◆ Short task: Produce an exact copy of all the data below, dropping every image.

◆ Records contained in a dataset:
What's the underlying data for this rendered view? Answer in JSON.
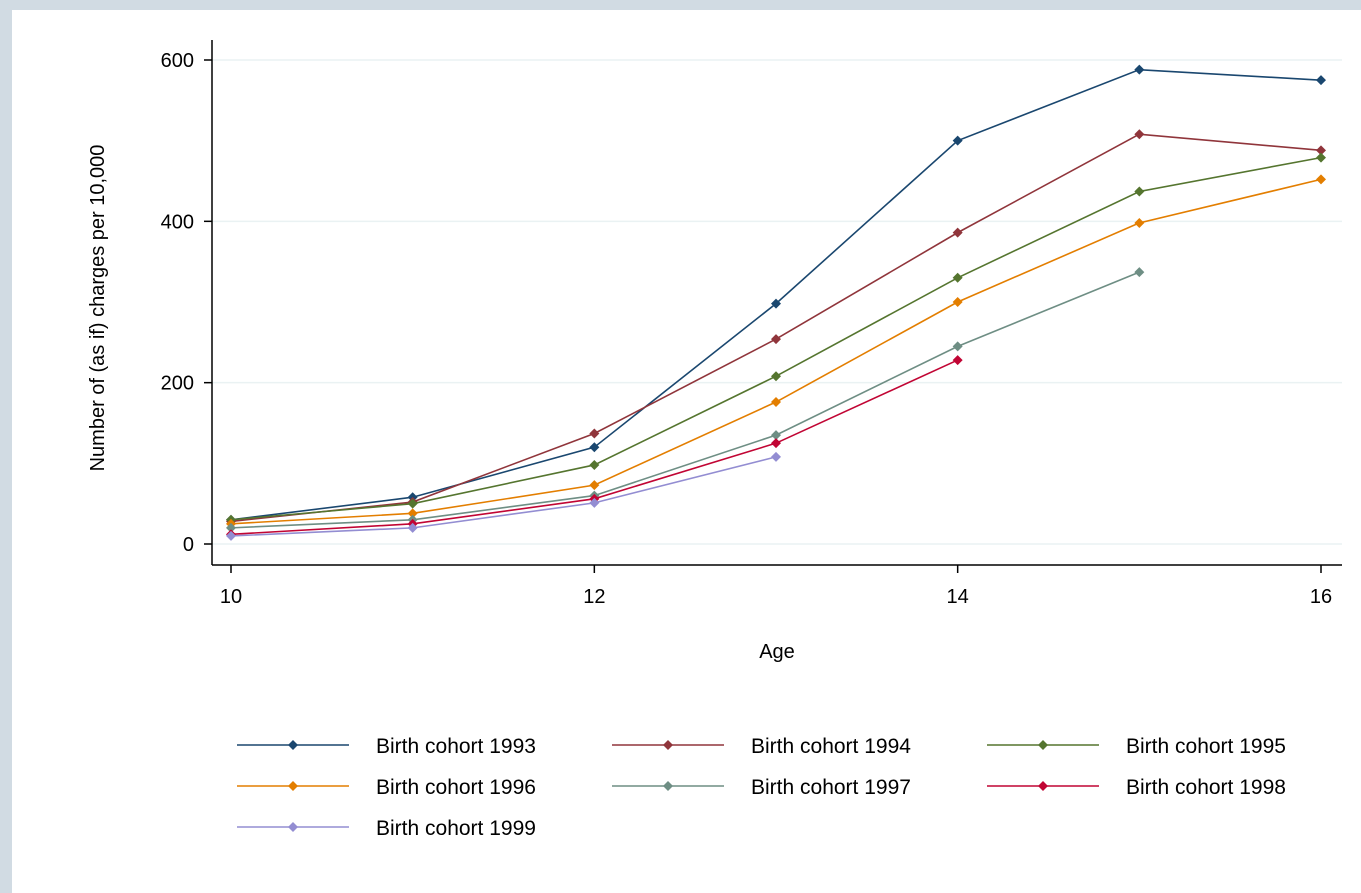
{
  "chart_data": {
    "type": "line",
    "title": "",
    "xlabel": "Age",
    "ylabel": "Number of (as if) charges per 10,000",
    "xlim": [
      10,
      16
    ],
    "ylim": [
      0,
      600
    ],
    "x_ticks": [
      "10",
      "12",
      "14",
      "16"
    ],
    "y_ticks": [
      "0",
      "200",
      "400",
      "600"
    ],
    "grid": "horizontal",
    "legend_position": "bottom",
    "series": [
      {
        "name": "Birth cohort 1993",
        "color": "#1a476f",
        "x": [
          10,
          11,
          12,
          13,
          14,
          15,
          16
        ],
        "values": [
          30,
          58,
          120,
          298,
          500,
          588,
          575
        ]
      },
      {
        "name": "Birth cohort 1994",
        "color": "#90353b",
        "x": [
          10,
          11,
          12,
          13,
          14,
          15,
          16
        ],
        "values": [
          28,
          52,
          137,
          254,
          386,
          508,
          488
        ]
      },
      {
        "name": "Birth cohort 1995",
        "color": "#55752f",
        "x": [
          10,
          11,
          12,
          13,
          14,
          15,
          16
        ],
        "values": [
          30,
          50,
          98,
          208,
          330,
          437,
          479
        ]
      },
      {
        "name": "Birth cohort 1996",
        "color": "#e37e00",
        "x": [
          10,
          11,
          12,
          13,
          14,
          15,
          16
        ],
        "values": [
          25,
          38,
          73,
          176,
          300,
          398,
          452
        ]
      },
      {
        "name": "Birth cohort 1997",
        "color": "#6e8e84",
        "x": [
          10,
          11,
          12,
          13,
          14,
          15
        ],
        "values": [
          20,
          30,
          60,
          135,
          245,
          337
        ]
      },
      {
        "name": "Birth cohort 1998",
        "color": "#c10534",
        "x": [
          10,
          11,
          12,
          13,
          14
        ],
        "values": [
          12,
          25,
          56,
          125,
          228
        ]
      },
      {
        "name": "Birth cohort 1999",
        "color": "#938dd2",
        "x": [
          10,
          11,
          12,
          13
        ],
        "values": [
          10,
          20,
          51,
          108
        ]
      }
    ]
  },
  "colors": {
    "outer_background": "#d1dbe3",
    "plot_background": "#ffffff",
    "gridline": "#eaf2f3"
  }
}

◆ Written solution:
What's the underlying data for this rendered view? Answer in JSON.
{
  "chart_data": {
    "type": "line",
    "title": "",
    "xlabel": "Age",
    "ylabel": "Number of (as if) charges per 10,000",
    "xlim": [
      10,
      16
    ],
    "ylim": [
      0,
      600
    ],
    "x_ticks": [
      "10",
      "12",
      "14",
      "16"
    ],
    "y_ticks": [
      "0",
      "200",
      "400",
      "600"
    ],
    "grid": "horizontal",
    "legend_position": "bottom",
    "series": [
      {
        "name": "Birth cohort 1993",
        "color": "#1a476f",
        "x": [
          10,
          11,
          12,
          13,
          14,
          15,
          16
        ],
        "values": [
          30,
          58,
          120,
          298,
          500,
          588,
          575
        ]
      },
      {
        "name": "Birth cohort 1994",
        "color": "#90353b",
        "x": [
          10,
          11,
          12,
          13,
          14,
          15,
          16
        ],
        "values": [
          28,
          52,
          137,
          254,
          386,
          508,
          488
        ]
      },
      {
        "name": "Birth cohort 1995",
        "color": "#55752f",
        "x": [
          10,
          11,
          12,
          13,
          14,
          15,
          16
        ],
        "values": [
          30,
          50,
          98,
          208,
          330,
          437,
          479
        ]
      },
      {
        "name": "Birth cohort 1996",
        "color": "#e37e00",
        "x": [
          10,
          11,
          12,
          13,
          14,
          15,
          16
        ],
        "values": [
          25,
          38,
          73,
          176,
          300,
          398,
          452
        ]
      },
      {
        "name": "Birth cohort 1997",
        "color": "#6e8e84",
        "x": [
          10,
          11,
          12,
          13,
          14,
          15
        ],
        "values": [
          20,
          30,
          60,
          135,
          245,
          337
        ]
      },
      {
        "name": "Birth cohort 1998",
        "color": "#c10534",
        "x": [
          10,
          11,
          12,
          13,
          14
        ],
        "values": [
          12,
          25,
          56,
          125,
          228
        ]
      },
      {
        "name": "Birth cohort 1999",
        "color": "#938dd2",
        "x": [
          10,
          11,
          12,
          13
        ],
        "values": [
          10,
          20,
          51,
          108
        ]
      }
    ]
  },
  "colors": {
    "outer_background": "#d1dbe3",
    "plot_background": "#ffffff",
    "gridline": "#eaf2f3"
  }
}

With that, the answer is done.